Short task ->
Review the lines that follow and copy each one that contains the word "development".

Saved entries:
:::
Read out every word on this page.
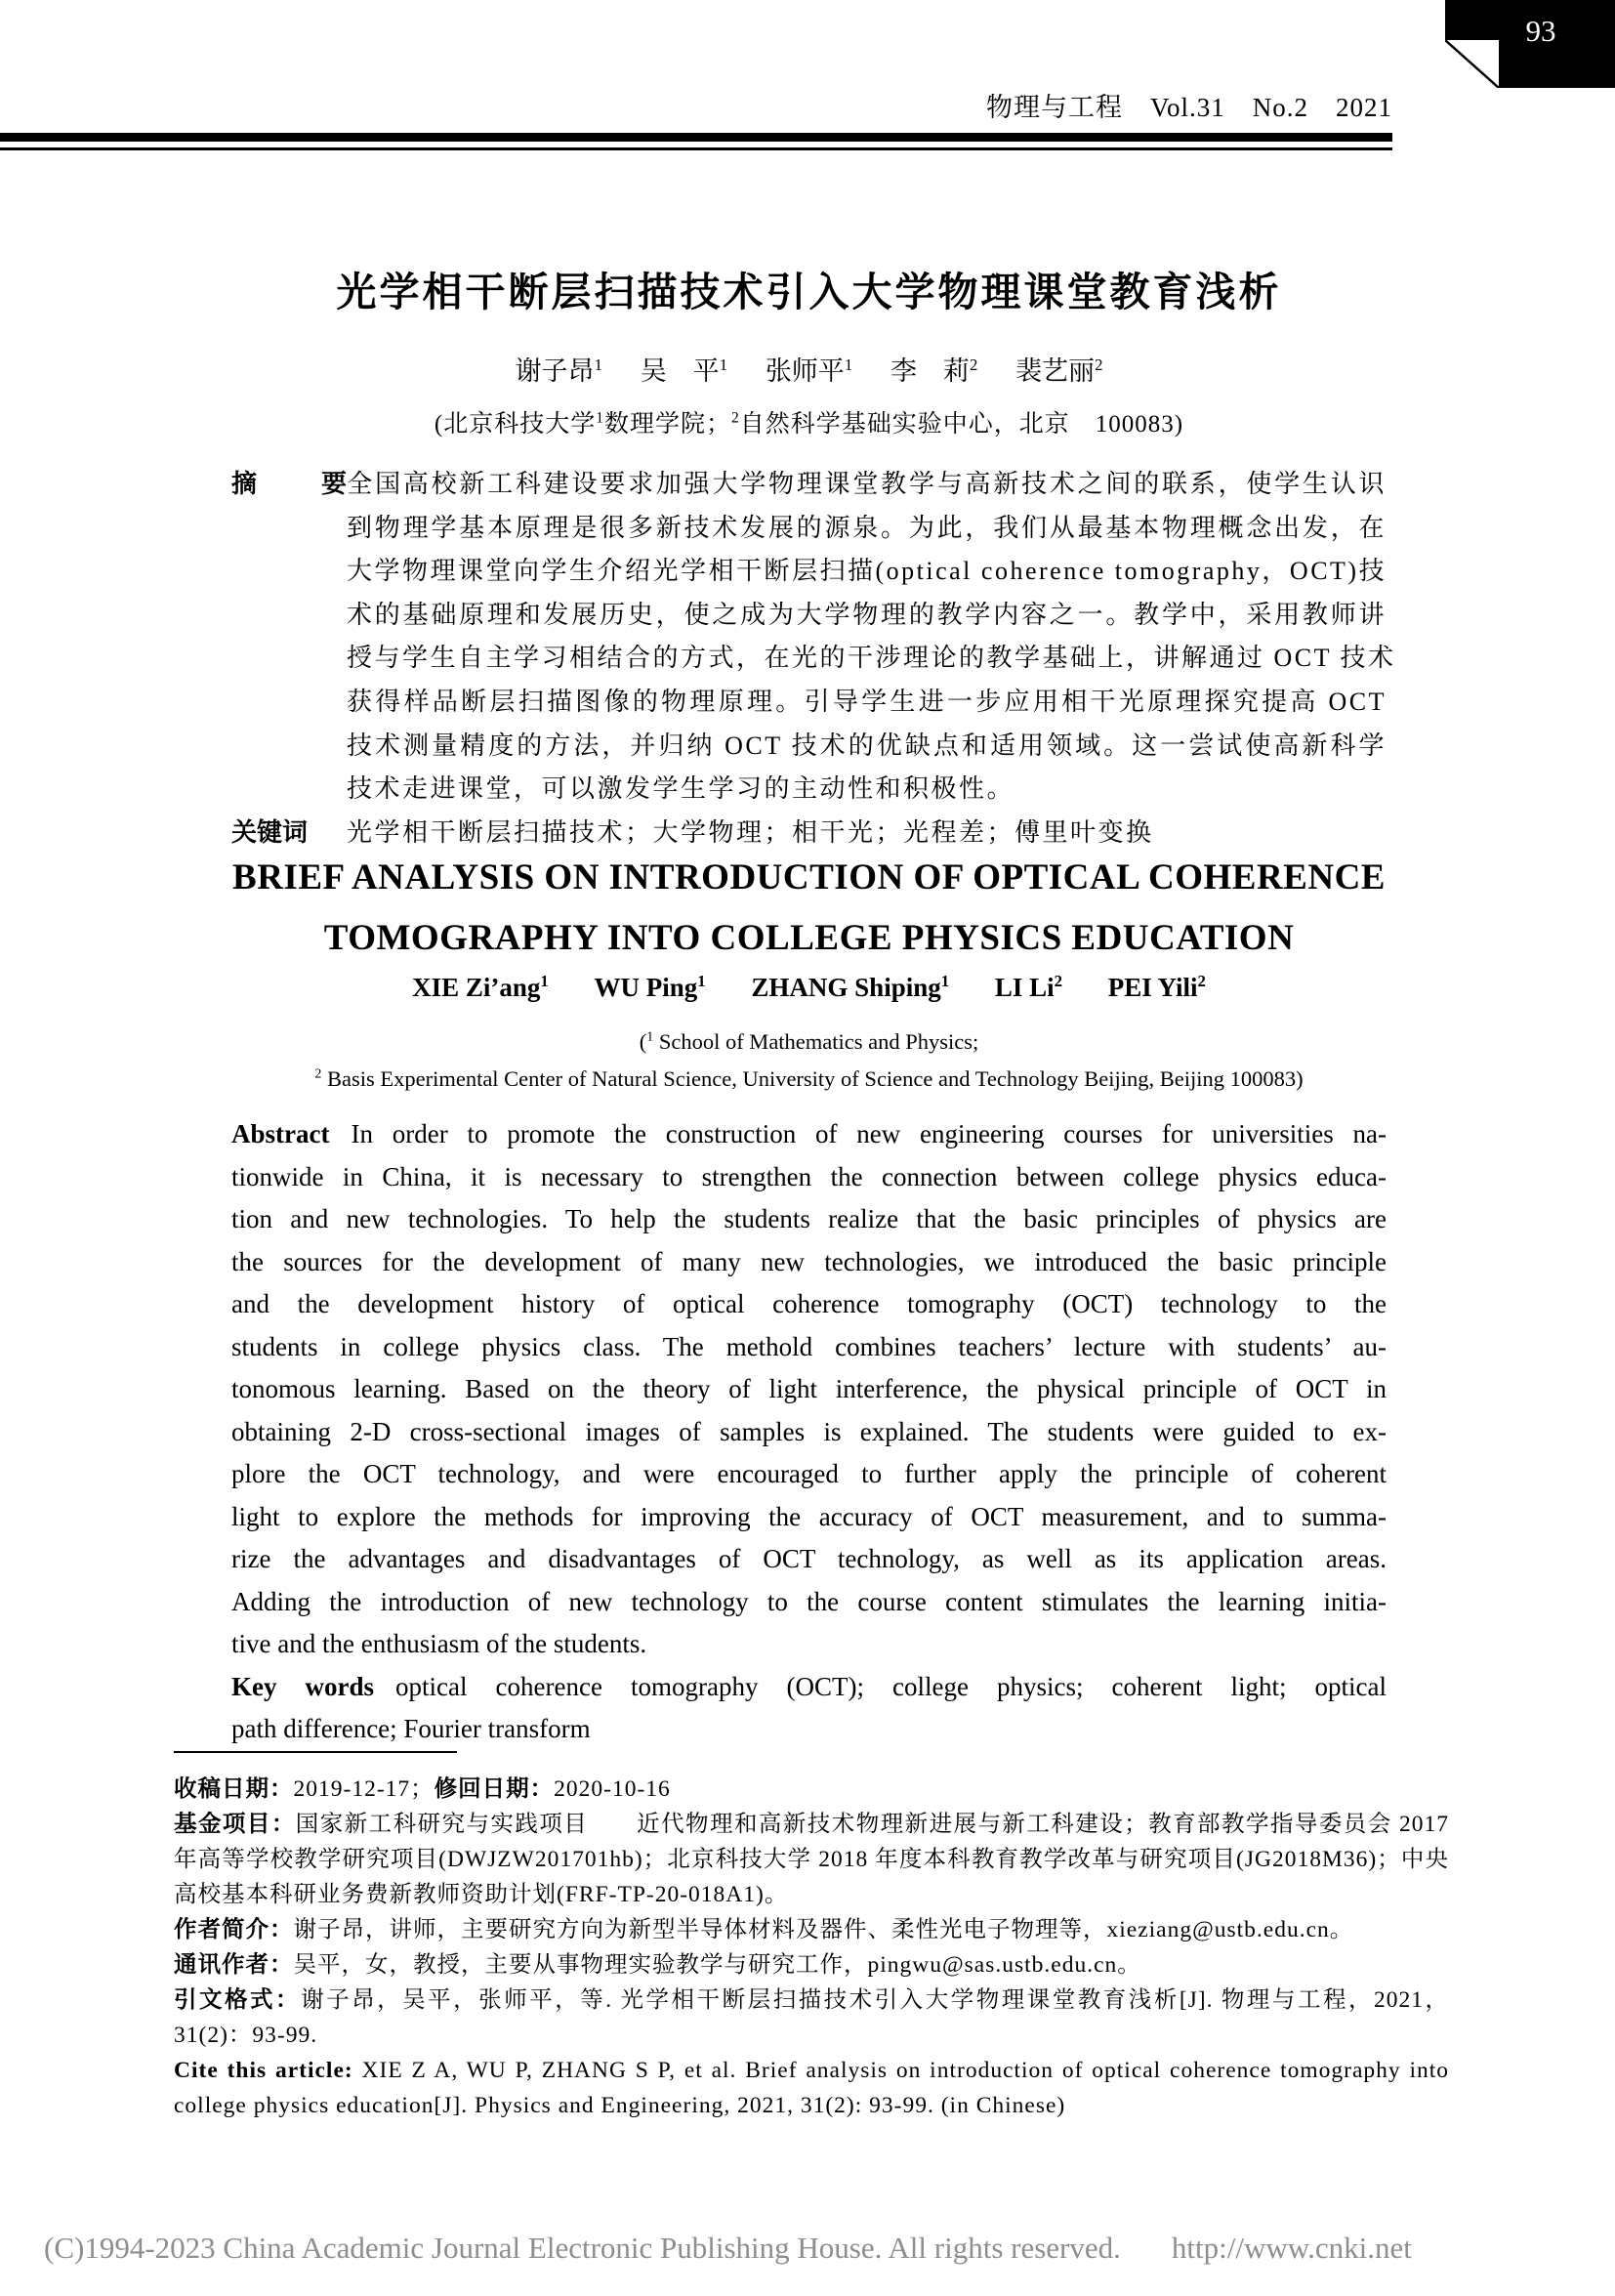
93
物理与工程　Vol.31　No.2　2021
光学相干断层扫描技术引入大学物理课堂教育浅析
谢子昂$^1$ 吴　平$^1$ 张师平$^1$ 李　莉$^2$ 裴艺丽$^2$
(北京科技大学$^1$数理学院；$^2$自然科学基础实验中心，北京　100083)
摘　要全国高校新工科建设要求加强大学物理课堂教学与高新技术之间的联系，使学生认识
到物理学基本原理是很多新技术发展的源泉。为此，我们从最基本物理概念出发，在
大学物理课堂向学生介绍光学相干断层扫描(optical coherence tomography，OCT)技
术的基础原理和发展历史，使之成为大学物理的教学内容之一。教学中，采用教师讲
授与学生自主学习相结合的方式，在光的干涉理论的教学基础上，讲解通过 OCT 技术
获得样品断层扫描图像的物理原理。引导学生进一步应用相干光原理探究提高 OCT
技术测量精度的方法，并归纳 OCT 技术的优缺点和适用领域。这一尝试使高新科学
技术走进课堂，可以激发学生学习的主动性和积极性。
关键词 光学相干断层扫描技术；大学物理；相干光；光程差；傅里叶变换
BRIEF ANALYSIS ON INTRODUCTION OF OPTICAL COHERENCE
TOMOGRAPHY INTO COLLEGE PHYSICS EDUCATION
XIE Zi’ang$^1$ WU Ping$^1$ ZHANG Shiping$^1$ LI Li$^2$ PEI Yili$^2$
($^1$ School of Mathematics and Physics;
$^2$ Basis Experimental Center of Natural Science, University of Science and Technology Beijing, Beijing 100083)
Abstract In order to promote the construction of new engineering courses for universities na-
tionwide in China, it is necessary to strengthen the connection between college physics educa-
tion and new technologies. To help the students realize that the basic principles of physics are
the sources for the development of many new technologies, we introduced the basic principle
and the development history of optical coherence tomography (OCT) technology to the
students in college physics class. The methold combines teachers’ lecture with students’ au-
tonomous learning. Based on the theory of light interference, the physical principle of OCT in
obtaining 2-D cross-sectional images of samples is explained. The students were guided to ex-
plore the OCT technology, and were encouraged to further apply the principle of coherent
light to explore the methods for improving the accuracy of OCT measurement, and to summa-
rize the advantages and disadvantages of OCT technology, as well as its application areas.
Adding the introduction of new technology to the course content stimulates the learning initia-
tive and the enthusiasm of the students.
Key words optical coherence tomography (OCT); college physics; coherent light; optical
path difference; Fourier transform

收稿日期：2019-12-17；修回日期：2020-10-16

基金项目：国家新工科研究与实践项目　　近代物理和高新技术物理新进展与新工科建设；教育部教学指导委员会 2017 年高等学校教学研究项目(DWJZW201701hb)；北京科技大学 2018 年度本科教育教学改革与研究项目(JG2018M36)；中央高校基本科研业务费新教师资助计划(FRF-TP-20-018A1)。

作者简介：谢子昂，讲师，主要研究方向为新型半导体材料及器件、柔性光电子物理等，xieziang@ustb.edu.cn。

通讯作者：吴平，女，教授，主要从事物理实验教学与研究工作，pingwu@sas.ustb.edu.cn。

引文格式：谢子昂，吴平，张师平，等. 光学相干断层扫描技术引入大学物理课堂教育浅析[J]. 物理与工程，2021，31(2)：93-99.

Cite this article: XIE Z A, WU P, ZHANG S P, et al. Brief analysis on introduction of optical coherence tomography into college physics education[J]. Physics and Engineering, 2021, 31(2): 93-99. (in Chinese)

(C)1994-2023 China Academic Journal Electronic Publishing House. All rights reserved. http://www.cnki.net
:::
Problem solution ->
the sources for the development of many new technologies, we introduced the basic principle
and the development history of optical coherence tomography (OCT) technology to the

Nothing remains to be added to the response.